EXERCISE GOAL — Examine the material below. Gather every line in which the string "with" appears.

INFORMATION SUPPLIED —
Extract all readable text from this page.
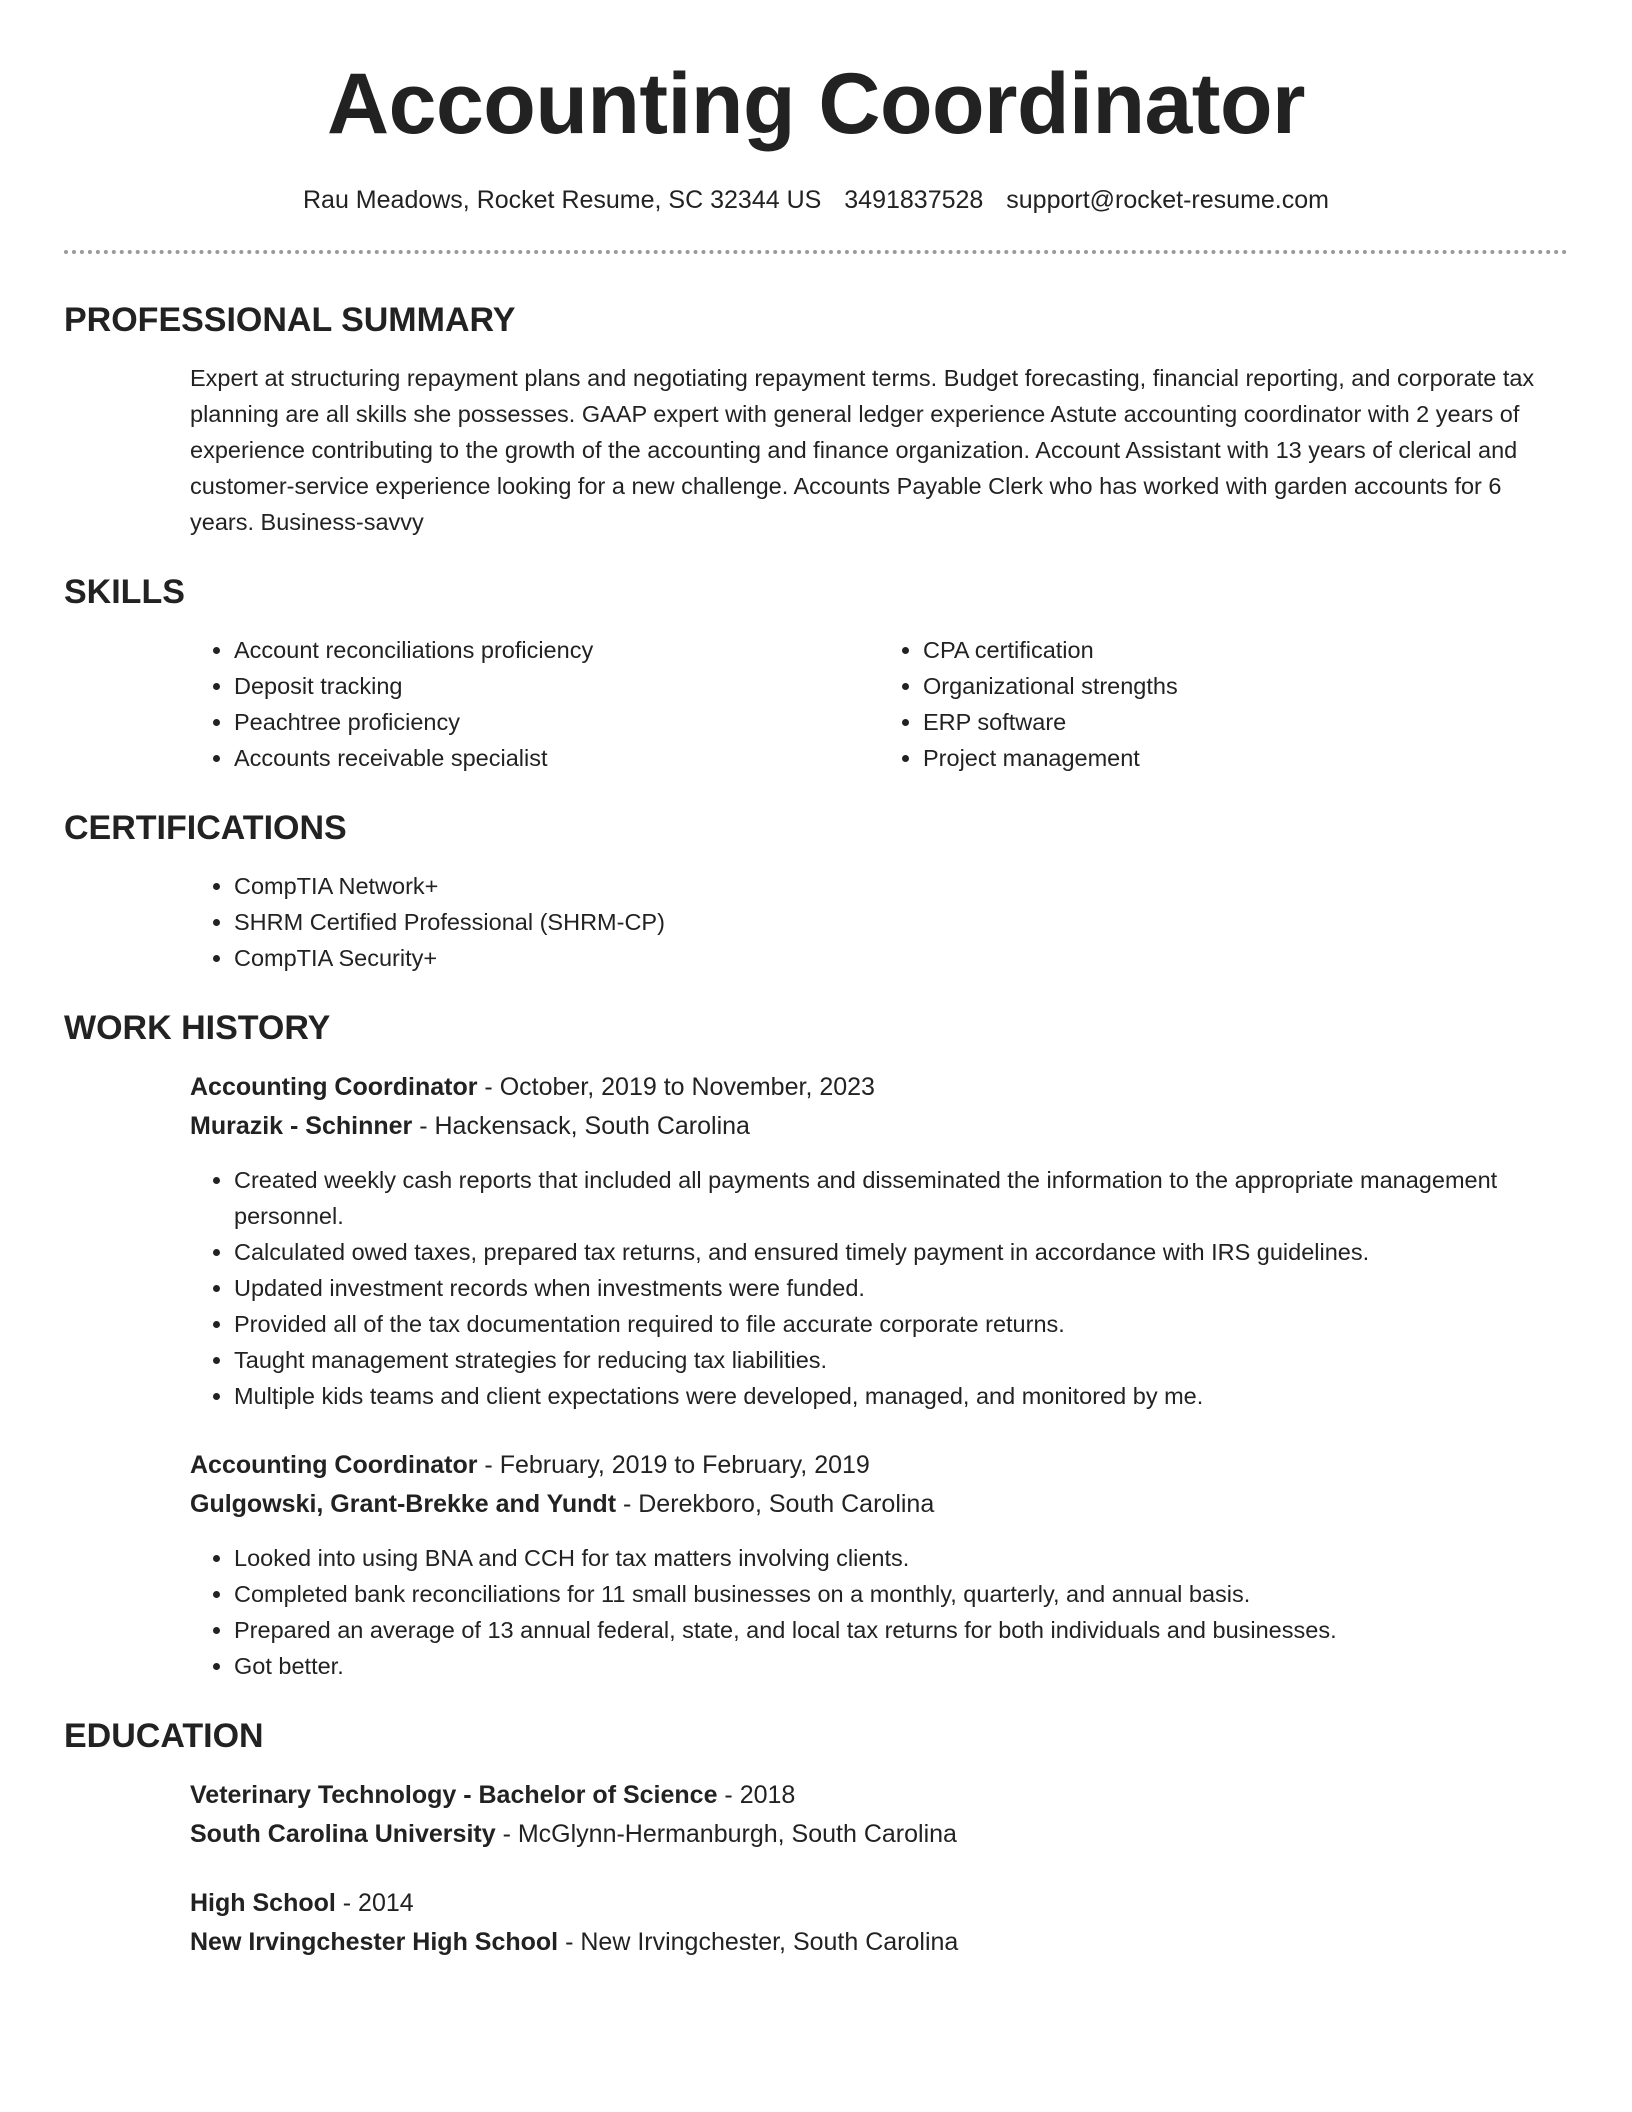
Accounting Coordinator
Rau Meadows, Rocket Resume, SC 32344 US 3491837528 support@rocket-resume.com
PROFESSIONAL SUMMARY
Expert at structuring repayment plans and negotiating repayment terms. Budget forecasting, financial reporting, and corporate tax planning are all skills she possesses. GAAP expert with general ledger experience Astute accounting coordinator with 2 years of experience contributing to the growth of the accounting and finance organization. Account Assistant with 13 years of clerical and customer-service experience looking for a new challenge. Accounts Payable Clerk who has worked with garden accounts for 6 years. Business-savvy
SKILLS
• Account reconciliations proficiency
• Deposit tracking
• Peachtree proficiency
• Accounts receivable specialist
• CPA certification
• Organizational strengths
• ERP software
• Project management
CERTIFICATIONS
• CompTIA Network+
• SHRM Certified Professional (SHRM-CP)
• CompTIA Security+
WORK HISTORY
Accounting Coordinator - October, 2019 to November, 2023
Murazik - Schinner - Hackensack, South Carolina
• Created weekly cash reports that included all payments and disseminated the information to the appropriate management personnel.
• Calculated owed taxes, prepared tax returns, and ensured timely payment in accordance with IRS guidelines.
• Updated investment records when investments were funded.
• Provided all of the tax documentation required to file accurate corporate returns.
• Taught management strategies for reducing tax liabilities.
• Multiple kids teams and client expectations were developed, managed, and monitored by me.
Accounting Coordinator - February, 2019 to February, 2019
Gulgowski, Grant-Brekke and Yundt - Derekboro, South Carolina
• Looked into using BNA and CCH for tax matters involving clients.
• Completed bank reconciliations for 11 small businesses on a monthly, quarterly, and annual basis.
• Prepared an average of 13 annual federal, state, and local tax returns for both individuals and businesses.
• Got better.
EDUCATION
Veterinary Technology - Bachelor of Science - 2018
South Carolina University - McGlynn-Hermanburgh, South Carolina
High School - 2014
New Irvingchester High School - New Irvingchester, South Carolina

FINAL ANSWER —
Expert at structuring repayment plans and negotiating repayment terms. Budget forecasting, financial reporting, and corporate tax planning are all skills she possesses. GAAP expert with general ledger experience Astute accounting coordinator with 2 years of experience contributing to the growth of the accounting and finance organization. Account Assistant with 13 years of clerical and customer-service experience looking for a new challenge. Accounts Payable Clerk who has worked with garden accounts for 6 years. Business-savvy
• Calculated owed taxes, prepared tax returns, and ensured timely payment in accordance with IRS guidelines.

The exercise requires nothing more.